** begin **

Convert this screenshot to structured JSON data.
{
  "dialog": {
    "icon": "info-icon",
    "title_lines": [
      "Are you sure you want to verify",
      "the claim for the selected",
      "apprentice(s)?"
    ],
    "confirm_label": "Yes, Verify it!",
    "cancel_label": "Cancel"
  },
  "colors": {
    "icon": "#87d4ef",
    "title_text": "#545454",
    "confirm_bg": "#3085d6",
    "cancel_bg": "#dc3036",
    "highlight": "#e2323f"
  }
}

** end **

■ WHAT IS REQUIRED
Set down every line of the listing above again, exactly as given.

■ EXERCISE OUTPUT
Convert this screenshot to structured JSON data.
{
  "dialog": {
    "icon": "info-icon",
    "title_lines": [
      "Are you sure you want to verify",
      "the claim for the selected",
      "apprentice(s)?"
    ],
    "confirm_label": "Yes, Verify it!",
    "cancel_label": "Cancel"
  },
  "colors": {
    "icon": "#87d4ef",
    "title_text": "#545454",
    "confirm_bg": "#3085d6",
    "cancel_bg": "#dc3036",
    "highlight": "#e2323f"
  }
}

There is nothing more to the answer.